:: Task goal ::
Review the listing and copy each line that holds the word "JSON".

:: Data for the task ::
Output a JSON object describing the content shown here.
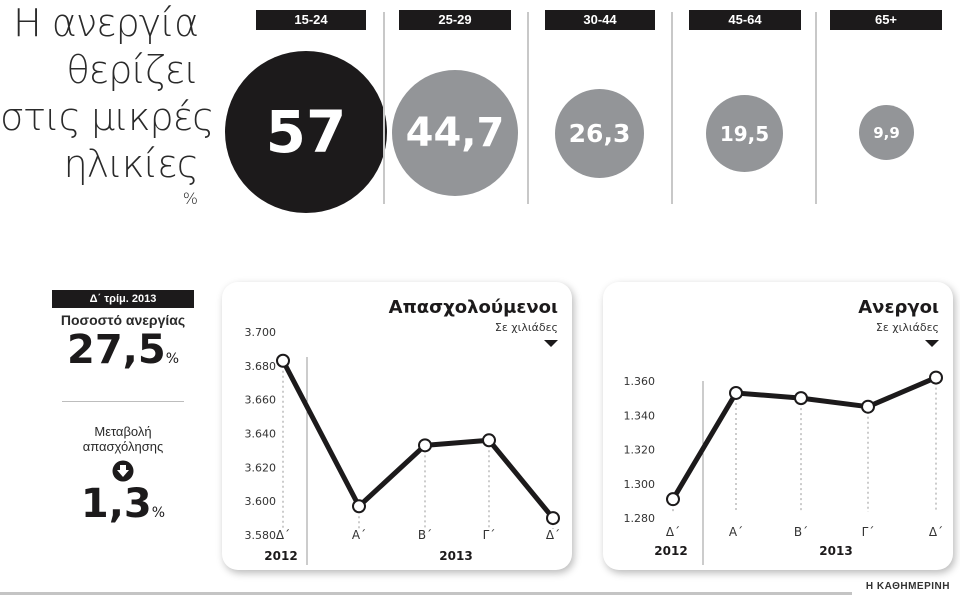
{
  "header": {
    "title_lines": [
      "Η ανεργία",
      "θερίζει",
      "στις μικρές",
      "ηλικίες"
    ],
    "unit": "%"
  },
  "age_groups": [
    {
      "label": "15-24",
      "value": "57",
      "color": "#1c1a1b"
    },
    {
      "label": "25-29",
      "value": "44,7",
      "color": "#939598"
    },
    {
      "label": "30-44",
      "value": "26,3",
      "color": "#939598"
    },
    {
      "label": "45-64",
      "value": "19,5",
      "color": "#939598"
    },
    {
      "label": "65+",
      "value": "9,9",
      "color": "#939598"
    }
  ],
  "stats": {
    "period": "Δ΄ τρίμ. 2013",
    "unemployment_label": "Ποσοστό ανεργίας",
    "unemployment_value": "27,5",
    "unemployment_unit": "%",
    "employment_change_label_1": "Μεταβολή",
    "employment_change_label_2": "απασχόλησης",
    "employment_change_value": "1,3",
    "employment_change_unit": "%",
    "direction_icon": "down-arrow-circle"
  },
  "chart_data": [
    {
      "type": "line",
      "title": "Απασχολούμενοι",
      "subtitle": "Σε χιλιάδες",
      "categories": [
        "Δ΄ 2012",
        "Α΄ 2013",
        "Β΄ 2013",
        "Γ΄ 2013",
        "Δ΄ 2013"
      ],
      "x_tick_labels": [
        "Δ΄",
        "Α΄",
        "Β΄",
        "Γ΄",
        "Δ΄"
      ],
      "year_labels": [
        "2012",
        "2013"
      ],
      "values": [
        3683,
        3597,
        3633,
        3636,
        3590
      ],
      "y_ticks": [
        "3.700",
        "3.680",
        "3.660",
        "3.640",
        "3.620",
        "3.600",
        "3.580"
      ],
      "ylim": [
        3580,
        3700
      ],
      "xlabel": "",
      "ylabel": "",
      "grid": false
    },
    {
      "type": "line",
      "title": "Ανεργοι",
      "subtitle": "Σε χιλιάδες",
      "categories": [
        "Δ΄ 2012",
        "Α΄ 2013",
        "Β΄ 2013",
        "Γ΄ 2013",
        "Δ΄ 2013"
      ],
      "x_tick_labels": [
        "Δ΄",
        "Α΄",
        "Β΄",
        "Γ΄",
        "Δ΄"
      ],
      "year_labels": [
        "2012",
        "2013"
      ],
      "values": [
        1291,
        1353,
        1350,
        1345,
        1362
      ],
      "y_ticks": [
        "1.360",
        "1.340",
        "1.320",
        "1.300",
        "1.280"
      ],
      "ylim": [
        1280,
        1360
      ],
      "xlabel": "",
      "ylabel": "",
      "grid": false
    }
  ],
  "footer": {
    "credit": "Η ΚΑΘΗΜΕΡΙΝΗ"
  }
}
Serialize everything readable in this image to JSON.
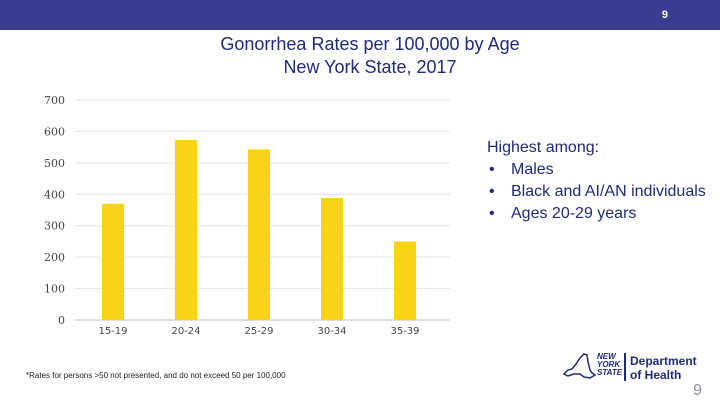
{
  "header": {
    "slide_number": "9"
  },
  "title": {
    "line1": "Gonorrhea Rates per 100,000 by Age",
    "line2": "New York State, 2017"
  },
  "highlights": {
    "heading": "Highest among:",
    "items": [
      "Males",
      "Black and AI/AN individuals",
      "Ages 20-29 years"
    ]
  },
  "footnote": "*Rates for persons >50 not presented, and do not exceed 50 per 100,000",
  "logo": {
    "nys_lines": [
      "NEW",
      "YORK",
      "STATE"
    ],
    "doh_lines": [
      "Department",
      "of Health"
    ]
  },
  "page_number": "9",
  "colors": {
    "bar": "#f7d417",
    "header_bar": "#3a3d8f",
    "title": "#1f2a7a"
  },
  "chart_data": {
    "type": "bar",
    "title": "Gonorrhea Rates per 100,000 by Age New York State, 2017",
    "xlabel": "",
    "ylabel": "",
    "categories": [
      "15-19",
      "20-24",
      "25-29",
      "30-34",
      "35-39"
    ],
    "values": [
      370,
      573,
      543,
      388,
      250
    ],
    "ylim": [
      0,
      700
    ],
    "yticks": [
      0,
      100,
      200,
      300,
      400,
      500,
      600,
      700
    ],
    "grid": true,
    "legend": "none"
  }
}
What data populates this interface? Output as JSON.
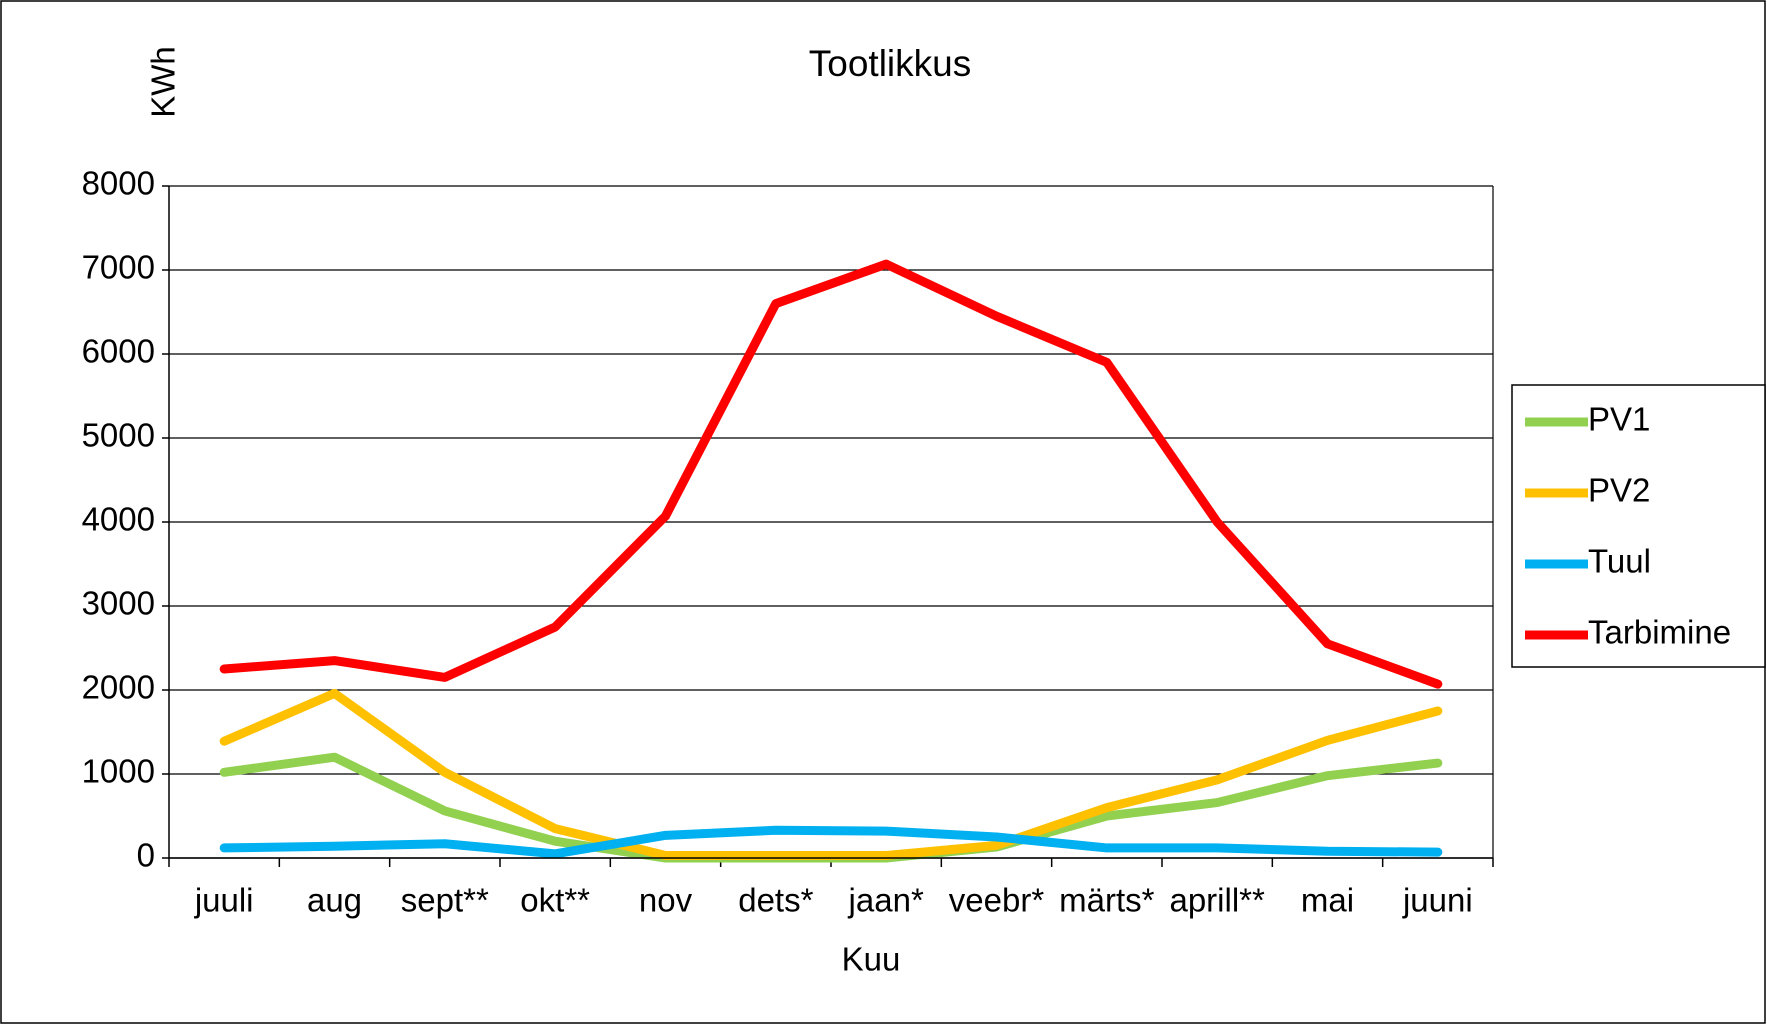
{
  "chart_data": {
    "type": "line",
    "title": "Tootlikkus",
    "y_label": "KWh",
    "x_label": "Kuu",
    "categories": [
      "juuli",
      "aug",
      "sept**",
      "okt**",
      "nov",
      "dets*",
      "jaan*",
      "veebr*",
      "märts*",
      "aprill**",
      "mai",
      "juuni"
    ],
    "series": [
      {
        "name": "PV1",
        "color": "#92d050",
        "values": [
          1020,
          1200,
          560,
          200,
          0,
          0,
          0,
          130,
          500,
          660,
          980,
          1130
        ]
      },
      {
        "name": "PV2",
        "color": "#ffc000",
        "values": [
          1390,
          1960,
          1020,
          350,
          30,
          30,
          30,
          150,
          600,
          930,
          1400,
          1750
        ]
      },
      {
        "name": "Tuul",
        "color": "#00b0f0",
        "values": [
          120,
          140,
          170,
          50,
          270,
          330,
          320,
          250,
          120,
          120,
          80,
          70
        ]
      },
      {
        "name": "Tarbimine",
        "color": "#ff0000",
        "values": [
          2250,
          2350,
          2150,
          2750,
          4070,
          6600,
          7070,
          6450,
          5900,
          4000,
          2550,
          2070
        ]
      }
    ],
    "ylim": [
      0,
      8000
    ],
    "yticks": [
      0,
      1000,
      2000,
      3000,
      4000,
      5000,
      6000,
      7000,
      8000
    ],
    "grid": true,
    "legend": "right"
  }
}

:: Answer for the task ::
Output a JSON object describing the content shown here.
Serialize everything readable in this image to JSON.
What data populates this interface? Output as JSON.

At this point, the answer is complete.